REQUIRED WORK: List each line of the data in which the string "name" appears.
* start DATASET EXTRACT *
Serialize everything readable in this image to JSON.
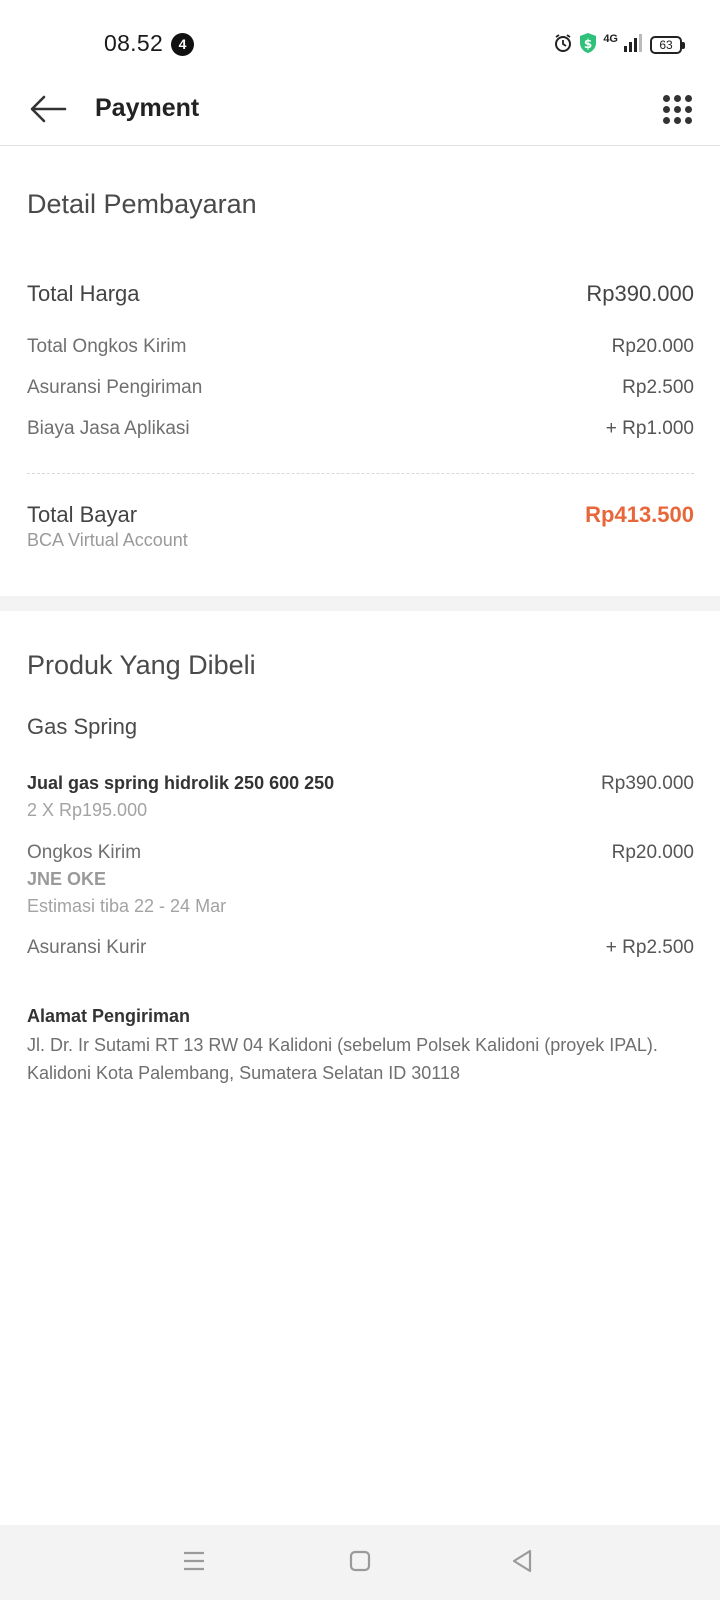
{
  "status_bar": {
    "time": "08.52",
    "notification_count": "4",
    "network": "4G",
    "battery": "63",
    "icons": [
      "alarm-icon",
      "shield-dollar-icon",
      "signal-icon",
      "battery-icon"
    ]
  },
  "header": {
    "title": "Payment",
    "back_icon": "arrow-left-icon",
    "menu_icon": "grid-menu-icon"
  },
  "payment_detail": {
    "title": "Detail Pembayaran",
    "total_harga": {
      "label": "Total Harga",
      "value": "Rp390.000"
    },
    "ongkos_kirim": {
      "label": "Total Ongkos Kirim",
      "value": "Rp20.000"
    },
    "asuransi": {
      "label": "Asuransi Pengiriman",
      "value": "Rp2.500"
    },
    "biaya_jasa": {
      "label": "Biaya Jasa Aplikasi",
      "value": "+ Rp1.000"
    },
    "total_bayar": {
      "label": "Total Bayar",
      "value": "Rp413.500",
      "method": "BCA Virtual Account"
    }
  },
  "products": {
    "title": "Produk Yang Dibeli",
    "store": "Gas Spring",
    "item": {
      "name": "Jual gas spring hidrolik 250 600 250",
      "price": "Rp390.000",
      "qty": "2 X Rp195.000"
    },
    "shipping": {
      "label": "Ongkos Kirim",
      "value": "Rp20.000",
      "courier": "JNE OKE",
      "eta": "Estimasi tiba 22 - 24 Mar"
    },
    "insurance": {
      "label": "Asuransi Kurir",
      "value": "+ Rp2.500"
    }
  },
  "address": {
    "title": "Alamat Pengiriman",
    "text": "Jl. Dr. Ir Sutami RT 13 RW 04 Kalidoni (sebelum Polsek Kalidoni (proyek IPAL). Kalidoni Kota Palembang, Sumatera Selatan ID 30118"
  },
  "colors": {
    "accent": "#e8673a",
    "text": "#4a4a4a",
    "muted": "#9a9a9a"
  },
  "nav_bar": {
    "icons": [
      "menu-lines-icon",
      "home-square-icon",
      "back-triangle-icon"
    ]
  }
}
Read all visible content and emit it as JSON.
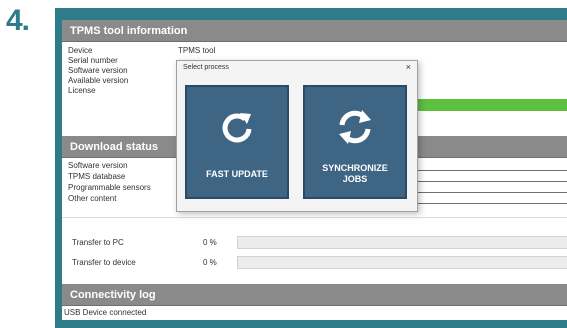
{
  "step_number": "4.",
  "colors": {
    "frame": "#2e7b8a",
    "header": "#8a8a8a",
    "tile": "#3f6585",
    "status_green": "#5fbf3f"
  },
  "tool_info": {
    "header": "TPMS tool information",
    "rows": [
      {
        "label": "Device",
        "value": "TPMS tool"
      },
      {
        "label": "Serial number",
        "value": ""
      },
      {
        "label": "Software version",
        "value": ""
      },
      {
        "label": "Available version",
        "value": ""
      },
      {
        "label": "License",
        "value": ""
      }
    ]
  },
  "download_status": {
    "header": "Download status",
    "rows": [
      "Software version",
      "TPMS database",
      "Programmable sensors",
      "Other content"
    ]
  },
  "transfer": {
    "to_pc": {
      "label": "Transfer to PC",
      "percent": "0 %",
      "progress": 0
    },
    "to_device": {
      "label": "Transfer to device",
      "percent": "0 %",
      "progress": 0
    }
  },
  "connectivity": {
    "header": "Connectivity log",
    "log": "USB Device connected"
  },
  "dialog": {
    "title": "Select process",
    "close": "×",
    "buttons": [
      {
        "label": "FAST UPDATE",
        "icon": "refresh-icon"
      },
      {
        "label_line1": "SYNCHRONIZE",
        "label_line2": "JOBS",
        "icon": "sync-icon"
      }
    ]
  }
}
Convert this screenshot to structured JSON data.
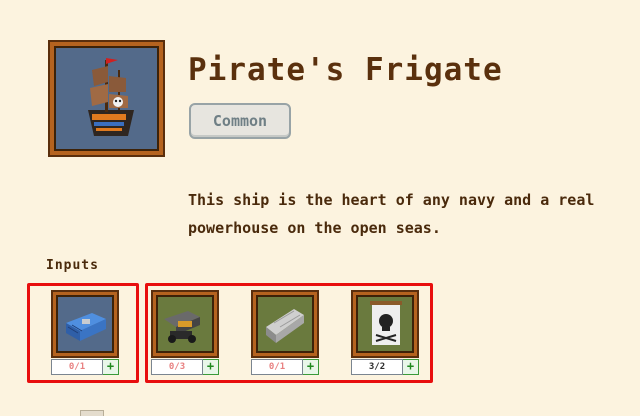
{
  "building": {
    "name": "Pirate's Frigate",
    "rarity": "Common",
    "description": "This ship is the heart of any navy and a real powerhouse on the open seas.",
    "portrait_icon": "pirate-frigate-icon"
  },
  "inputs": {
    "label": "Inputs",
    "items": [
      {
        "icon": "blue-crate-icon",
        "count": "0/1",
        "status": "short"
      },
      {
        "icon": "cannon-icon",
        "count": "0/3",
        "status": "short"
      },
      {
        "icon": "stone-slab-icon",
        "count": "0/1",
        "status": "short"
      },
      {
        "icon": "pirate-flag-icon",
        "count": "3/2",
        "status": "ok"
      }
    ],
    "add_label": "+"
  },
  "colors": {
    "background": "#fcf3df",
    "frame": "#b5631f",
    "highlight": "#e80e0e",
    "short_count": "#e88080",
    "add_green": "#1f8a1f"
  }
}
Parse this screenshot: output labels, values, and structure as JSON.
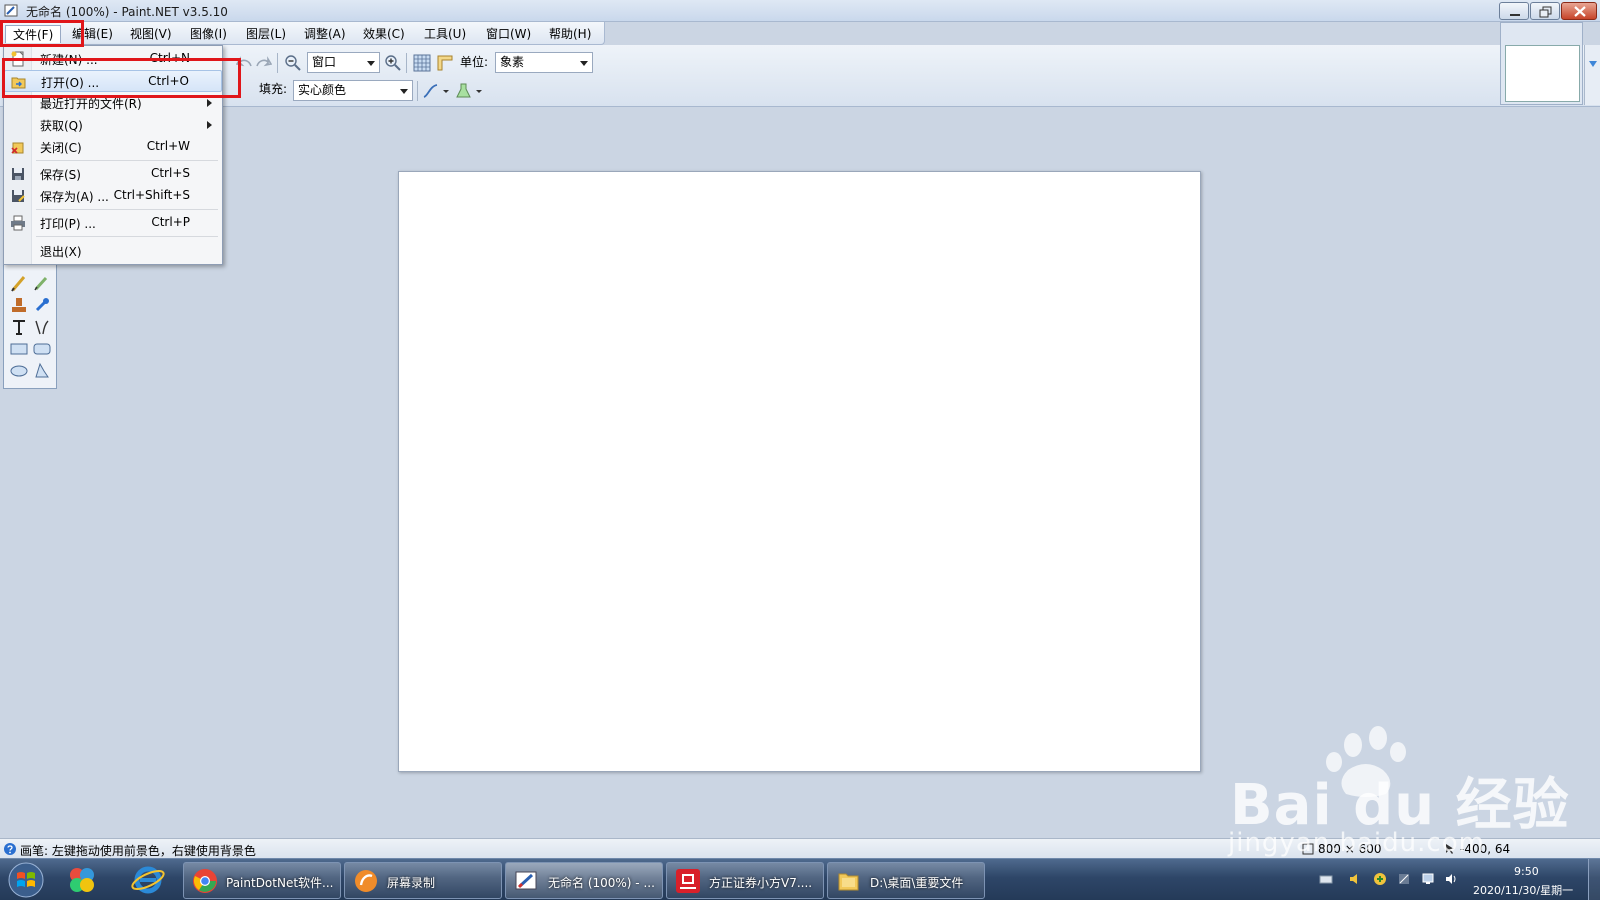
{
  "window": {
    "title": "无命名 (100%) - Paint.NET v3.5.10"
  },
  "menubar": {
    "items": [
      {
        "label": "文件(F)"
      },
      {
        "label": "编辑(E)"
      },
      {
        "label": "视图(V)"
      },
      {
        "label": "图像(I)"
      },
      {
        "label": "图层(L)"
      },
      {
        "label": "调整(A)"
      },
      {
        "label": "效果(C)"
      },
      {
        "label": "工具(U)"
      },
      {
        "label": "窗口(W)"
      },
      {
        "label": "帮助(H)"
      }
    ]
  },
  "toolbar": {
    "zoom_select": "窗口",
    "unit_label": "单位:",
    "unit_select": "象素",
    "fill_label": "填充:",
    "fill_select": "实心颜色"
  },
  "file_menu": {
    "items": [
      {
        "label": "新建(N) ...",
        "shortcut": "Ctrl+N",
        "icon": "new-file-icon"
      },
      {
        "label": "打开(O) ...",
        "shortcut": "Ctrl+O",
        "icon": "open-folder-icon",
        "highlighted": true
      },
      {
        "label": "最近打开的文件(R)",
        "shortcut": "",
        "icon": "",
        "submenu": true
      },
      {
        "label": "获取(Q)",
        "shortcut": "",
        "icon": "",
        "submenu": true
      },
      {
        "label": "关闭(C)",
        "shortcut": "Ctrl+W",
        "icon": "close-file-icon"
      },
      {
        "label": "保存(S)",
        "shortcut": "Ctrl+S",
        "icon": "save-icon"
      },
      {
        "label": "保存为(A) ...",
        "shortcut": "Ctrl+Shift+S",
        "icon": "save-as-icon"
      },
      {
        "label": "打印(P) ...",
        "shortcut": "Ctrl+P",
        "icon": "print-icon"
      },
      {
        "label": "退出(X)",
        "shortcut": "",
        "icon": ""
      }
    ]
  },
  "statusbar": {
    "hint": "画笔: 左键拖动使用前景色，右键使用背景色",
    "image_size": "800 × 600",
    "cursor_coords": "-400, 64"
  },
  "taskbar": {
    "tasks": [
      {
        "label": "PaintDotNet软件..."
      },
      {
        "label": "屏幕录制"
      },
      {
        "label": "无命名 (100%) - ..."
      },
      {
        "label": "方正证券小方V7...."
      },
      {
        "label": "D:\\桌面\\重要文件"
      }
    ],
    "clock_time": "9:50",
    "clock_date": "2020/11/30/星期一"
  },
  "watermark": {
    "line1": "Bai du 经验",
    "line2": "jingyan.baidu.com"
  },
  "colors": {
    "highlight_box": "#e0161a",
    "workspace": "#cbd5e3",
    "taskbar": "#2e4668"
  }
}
* end DATASET EXTRACT *
EXPECTED OUTPUT:
      "name": "Jual gas spring hidrolik 250 600 250",
    "name": "Pirate's Frigate",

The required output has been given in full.